> _Given request_:
Restate each of the lines below word for word and drop every picture.

────────────────

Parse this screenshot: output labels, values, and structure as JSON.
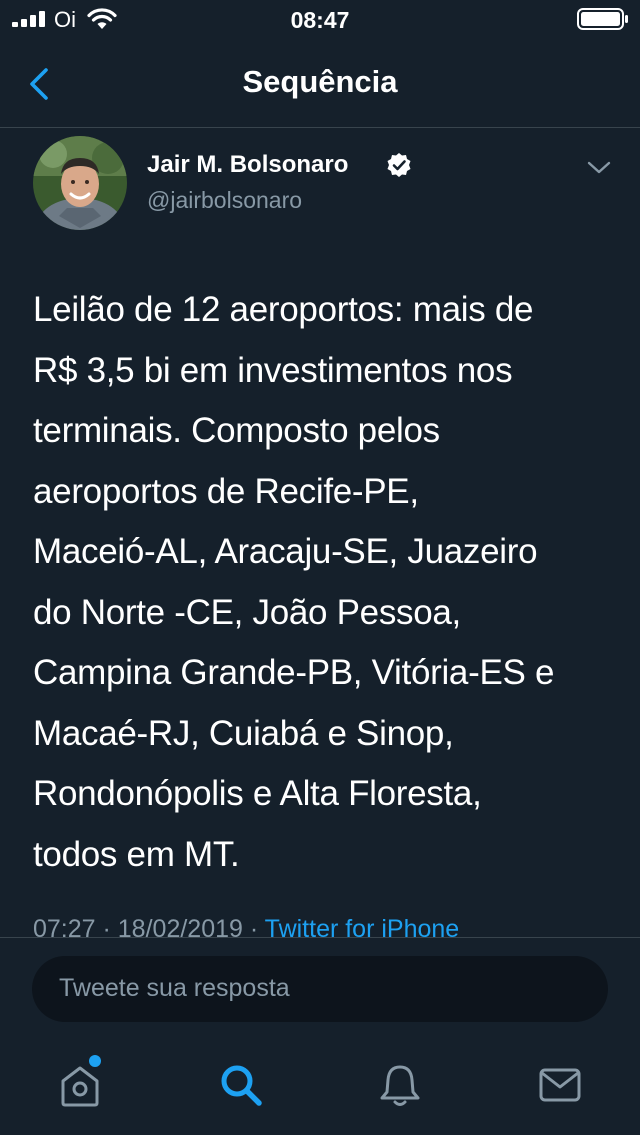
{
  "status_bar": {
    "carrier": "Oi",
    "time": "08:47"
  },
  "nav": {
    "title": "Sequência"
  },
  "tweet": {
    "author_name": "Jair M. Bolsonaro",
    "author_handle": "@jairbolsonaro",
    "verified": true,
    "text_lines": [
      "Leilão de 12 aeroportos: mais de",
      "R$ 3,5 bi em investimentos nos",
      "terminais. Composto pelos",
      "aeroportos de Recife-PE,",
      "Maceió-AL, Aracaju-SE, Juazeiro",
      "do Norte -CE, João Pessoa,",
      "Campina Grande-PB, Vitória-ES e",
      "Macaé-RJ, Cuiabá e Sinop,",
      "Rondonópolis e Alta Floresta,",
      "todos em MT."
    ],
    "meta_time": "07:27",
    "meta_date": "18/02/2019",
    "meta_separator": " · ",
    "meta_source": "Twitter for iPhone"
  },
  "reply": {
    "placeholder": "Tweete sua resposta"
  },
  "tab_bar": {
    "tabs": [
      {
        "icon": "home-icon",
        "active": false
      },
      {
        "icon": "search-icon",
        "active": true
      },
      {
        "icon": "bell-icon",
        "active": false
      },
      {
        "icon": "mail-icon",
        "active": false
      }
    ],
    "home_has_notification": true
  },
  "colors": {
    "background": "#15202b",
    "accent": "#1da1f2",
    "secondary_text": "#8899a6",
    "divider": "#38444d"
  }
}
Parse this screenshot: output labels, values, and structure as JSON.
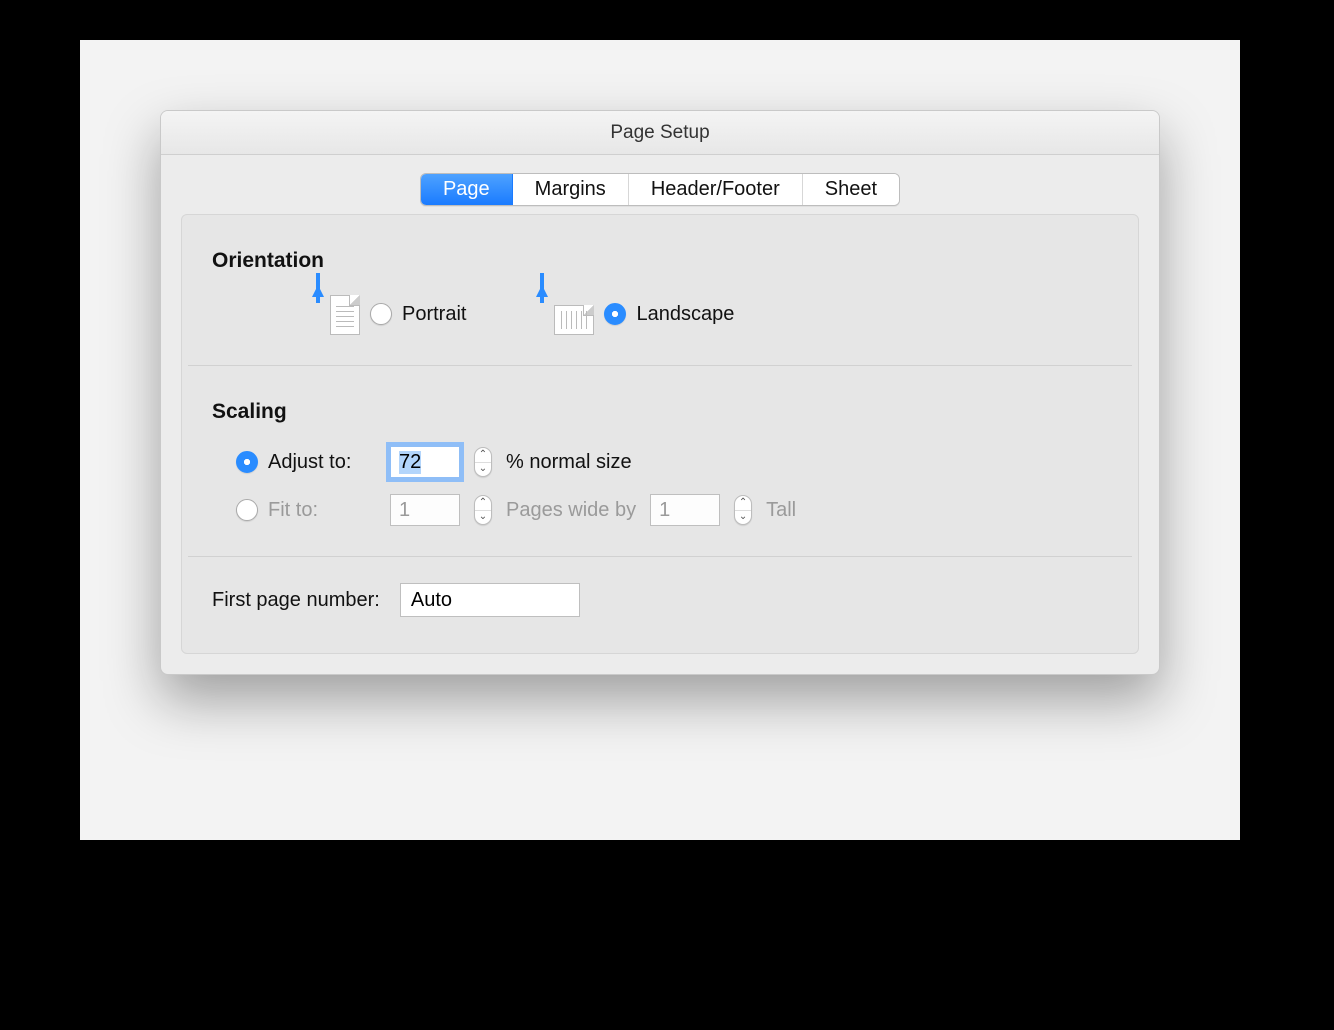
{
  "window": {
    "title": "Page Setup"
  },
  "tabs": [
    {
      "label": "Page",
      "active": true
    },
    {
      "label": "Margins",
      "active": false
    },
    {
      "label": "Header/Footer",
      "active": false
    },
    {
      "label": "Sheet",
      "active": false
    }
  ],
  "orientation": {
    "heading": "Orientation",
    "portrait_label": "Portrait",
    "landscape_label": "Landscape",
    "selected": "landscape"
  },
  "scaling": {
    "heading": "Scaling",
    "adjust_label": "Adjust to:",
    "adjust_value": "72",
    "adjust_suffix": "% normal size",
    "fit_label": "Fit to:",
    "fit_wide_value": "1",
    "fit_mid_text": "Pages wide by",
    "fit_tall_value": "1",
    "fit_tall_suffix": "Tall",
    "selected": "adjust"
  },
  "first_page": {
    "label": "First page number:",
    "value": "Auto"
  }
}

────────────────

> _Task solution_:
Parse this screenshot: output labels, values, and structure as JSON.
{
  "status_bar": {
    "carrier": "Oi",
    "time": "08:47"
  },
  "nav": {
    "title": "Sequência"
  },
  "tweet": {
    "author_name": "Jair M. Bolsonaro",
    "author_handle": "@jairbolsonaro",
    "verified": true,
    "text_lines": [
      "Leilão de 12 aeroportos: mais de",
      "R$ 3,5 bi em investimentos nos",
      "terminais. Composto pelos",
      "aeroportos de Recife-PE,",
      "Maceió-AL, Aracaju-SE, Juazeiro",
      "do Norte -CE, João Pessoa,",
      "Campina Grande-PB, Vitória-ES e",
      "Macaé-RJ, Cuiabá e Sinop,",
      "Rondonópolis e Alta Floresta,",
      "todos em MT."
    ],
    "meta_time": "07:27",
    "meta_date": "18/02/2019",
    "meta_separator": " · ",
    "meta_source": "Twitter for iPhone"
  },
  "reply": {
    "placeholder": "Tweete sua resposta"
  },
  "tab_bar": {
    "tabs": [
      {
        "icon": "home-icon",
        "active": false
      },
      {
        "icon": "search-icon",
        "active": true
      },
      {
        "icon": "bell-icon",
        "active": false
      },
      {
        "icon": "mail-icon",
        "active": false
      }
    ],
    "home_has_notification": true
  },
  "colors": {
    "background": "#15202b",
    "accent": "#1da1f2",
    "secondary_text": "#8899a6",
    "divider": "#38444d"
  }
}
Parse this screenshot: output labels, values, and structure as JSON.
{
  "window": {
    "title": "Page Setup"
  },
  "tabs": [
    {
      "label": "Page",
      "active": true
    },
    {
      "label": "Margins",
      "active": false
    },
    {
      "label": "Header/Footer",
      "active": false
    },
    {
      "label": "Sheet",
      "active": false
    }
  ],
  "orientation": {
    "heading": "Orientation",
    "portrait_label": "Portrait",
    "landscape_label": "Landscape",
    "selected": "landscape"
  },
  "scaling": {
    "heading": "Scaling",
    "adjust_label": "Adjust to:",
    "adjust_value": "72",
    "adjust_suffix": "% normal size",
    "fit_label": "Fit to:",
    "fit_wide_value": "1",
    "fit_mid_text": "Pages wide by",
    "fit_tall_value": "1",
    "fit_tall_suffix": "Tall",
    "selected": "adjust"
  },
  "first_page": {
    "label": "First page number:",
    "value": "Auto"
  }
}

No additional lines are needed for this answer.